What you are asked to do - Show every line that has the string "title" in it.

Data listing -
^^^^

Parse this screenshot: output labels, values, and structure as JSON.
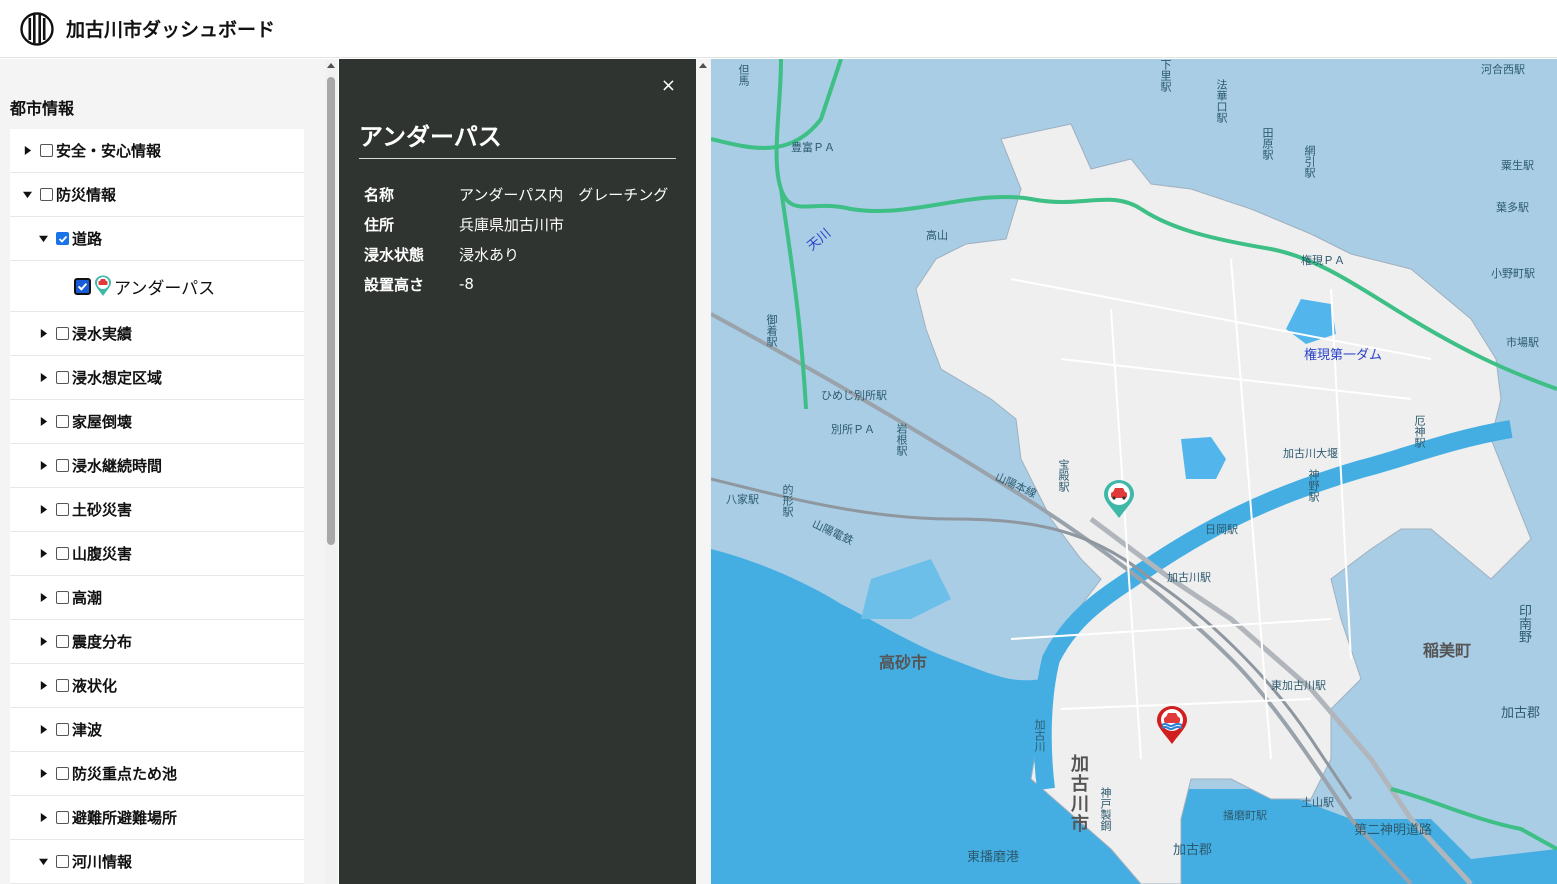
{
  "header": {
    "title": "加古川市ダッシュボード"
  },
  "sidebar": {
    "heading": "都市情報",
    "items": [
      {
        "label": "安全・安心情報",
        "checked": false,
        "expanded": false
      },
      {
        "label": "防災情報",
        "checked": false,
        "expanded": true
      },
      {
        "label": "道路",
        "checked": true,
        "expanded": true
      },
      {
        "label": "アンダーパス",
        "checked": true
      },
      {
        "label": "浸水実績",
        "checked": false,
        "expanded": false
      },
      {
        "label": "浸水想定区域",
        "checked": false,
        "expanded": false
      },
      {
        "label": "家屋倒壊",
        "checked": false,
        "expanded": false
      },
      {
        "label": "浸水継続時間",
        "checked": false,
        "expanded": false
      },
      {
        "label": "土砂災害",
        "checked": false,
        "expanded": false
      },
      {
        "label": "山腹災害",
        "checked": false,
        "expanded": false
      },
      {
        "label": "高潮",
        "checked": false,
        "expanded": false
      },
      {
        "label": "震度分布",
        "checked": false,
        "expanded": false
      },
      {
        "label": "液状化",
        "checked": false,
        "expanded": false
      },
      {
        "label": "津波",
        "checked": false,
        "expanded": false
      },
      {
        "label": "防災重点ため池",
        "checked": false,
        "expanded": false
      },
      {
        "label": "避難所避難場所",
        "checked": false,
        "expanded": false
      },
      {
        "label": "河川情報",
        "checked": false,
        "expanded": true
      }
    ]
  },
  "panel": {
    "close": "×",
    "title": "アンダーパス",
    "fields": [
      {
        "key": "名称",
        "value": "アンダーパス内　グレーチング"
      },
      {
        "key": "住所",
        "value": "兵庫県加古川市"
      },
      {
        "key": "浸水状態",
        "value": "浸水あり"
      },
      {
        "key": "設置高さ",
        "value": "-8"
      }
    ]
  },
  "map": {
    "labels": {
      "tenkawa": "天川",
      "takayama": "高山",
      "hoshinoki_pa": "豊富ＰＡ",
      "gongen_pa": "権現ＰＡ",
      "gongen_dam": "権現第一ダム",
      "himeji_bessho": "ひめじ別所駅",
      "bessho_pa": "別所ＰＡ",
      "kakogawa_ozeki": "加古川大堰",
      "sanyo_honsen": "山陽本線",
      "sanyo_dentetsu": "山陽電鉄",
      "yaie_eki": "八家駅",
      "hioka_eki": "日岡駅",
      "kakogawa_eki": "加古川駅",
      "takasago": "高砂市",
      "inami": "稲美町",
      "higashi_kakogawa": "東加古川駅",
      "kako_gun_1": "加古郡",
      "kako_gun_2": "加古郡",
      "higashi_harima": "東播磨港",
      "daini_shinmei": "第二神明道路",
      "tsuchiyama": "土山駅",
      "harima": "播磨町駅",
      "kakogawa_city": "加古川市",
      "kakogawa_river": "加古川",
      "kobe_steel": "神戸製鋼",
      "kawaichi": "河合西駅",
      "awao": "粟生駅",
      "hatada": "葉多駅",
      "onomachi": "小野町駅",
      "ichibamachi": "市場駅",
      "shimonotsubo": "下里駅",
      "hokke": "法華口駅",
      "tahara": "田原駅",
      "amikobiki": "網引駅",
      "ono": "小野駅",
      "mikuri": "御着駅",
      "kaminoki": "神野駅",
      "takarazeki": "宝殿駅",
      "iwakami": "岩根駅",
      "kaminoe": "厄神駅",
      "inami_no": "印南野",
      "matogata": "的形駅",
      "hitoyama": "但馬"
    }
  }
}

^^^^

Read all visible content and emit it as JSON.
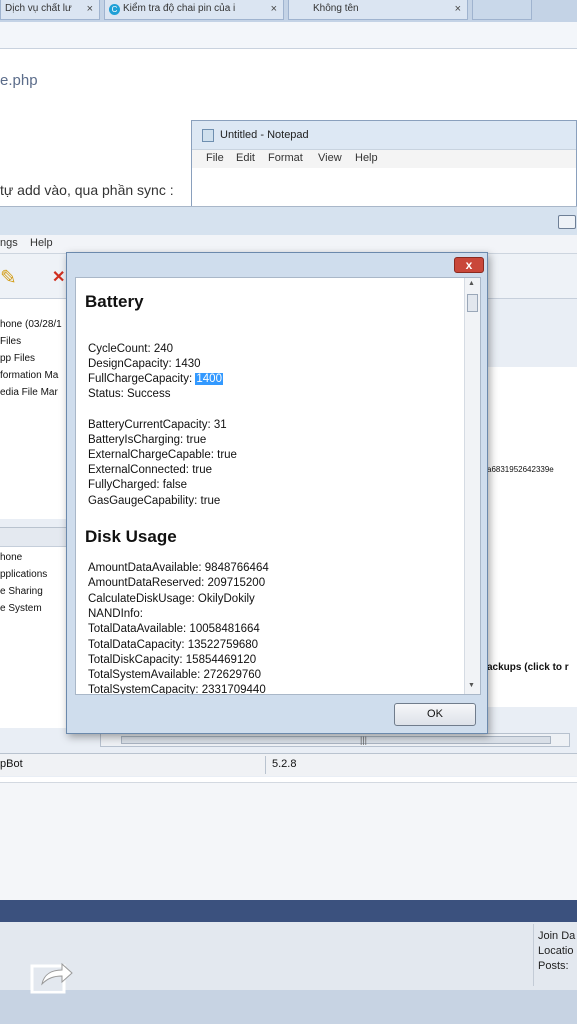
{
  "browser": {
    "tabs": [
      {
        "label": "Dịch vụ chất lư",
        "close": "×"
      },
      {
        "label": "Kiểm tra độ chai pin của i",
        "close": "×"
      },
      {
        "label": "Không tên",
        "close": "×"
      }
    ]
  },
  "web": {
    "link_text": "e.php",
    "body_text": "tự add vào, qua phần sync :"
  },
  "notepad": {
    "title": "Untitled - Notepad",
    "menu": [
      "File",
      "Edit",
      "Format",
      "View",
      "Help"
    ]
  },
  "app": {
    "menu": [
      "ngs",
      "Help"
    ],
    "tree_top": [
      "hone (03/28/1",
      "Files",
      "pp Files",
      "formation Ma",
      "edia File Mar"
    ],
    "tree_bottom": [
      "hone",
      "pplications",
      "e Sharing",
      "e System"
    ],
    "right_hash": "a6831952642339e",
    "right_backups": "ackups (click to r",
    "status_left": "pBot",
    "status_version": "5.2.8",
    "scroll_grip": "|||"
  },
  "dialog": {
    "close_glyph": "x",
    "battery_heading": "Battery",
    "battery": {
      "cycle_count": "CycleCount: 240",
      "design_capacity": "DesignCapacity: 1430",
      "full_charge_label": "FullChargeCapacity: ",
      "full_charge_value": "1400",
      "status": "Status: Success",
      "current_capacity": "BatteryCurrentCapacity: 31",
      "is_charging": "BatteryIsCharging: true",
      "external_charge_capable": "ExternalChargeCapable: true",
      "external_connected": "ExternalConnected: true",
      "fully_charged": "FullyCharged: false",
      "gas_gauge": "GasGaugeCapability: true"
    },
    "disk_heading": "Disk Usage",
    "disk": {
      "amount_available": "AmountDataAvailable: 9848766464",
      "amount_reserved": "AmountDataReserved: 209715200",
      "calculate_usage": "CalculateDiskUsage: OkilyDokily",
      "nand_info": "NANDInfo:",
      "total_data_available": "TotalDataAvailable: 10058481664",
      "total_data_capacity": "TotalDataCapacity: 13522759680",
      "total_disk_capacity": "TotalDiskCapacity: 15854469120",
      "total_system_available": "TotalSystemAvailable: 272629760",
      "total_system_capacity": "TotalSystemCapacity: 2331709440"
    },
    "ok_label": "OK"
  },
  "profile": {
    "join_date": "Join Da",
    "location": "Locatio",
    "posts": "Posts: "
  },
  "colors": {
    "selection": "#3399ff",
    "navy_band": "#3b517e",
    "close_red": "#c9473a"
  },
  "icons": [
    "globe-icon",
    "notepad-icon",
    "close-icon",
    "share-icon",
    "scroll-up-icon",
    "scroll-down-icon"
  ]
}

^^^^

Final answer -
    "title": "加古川市ダッシュボード"
    "title": "アンダーパス",
    "title": "Untitled - Notepad",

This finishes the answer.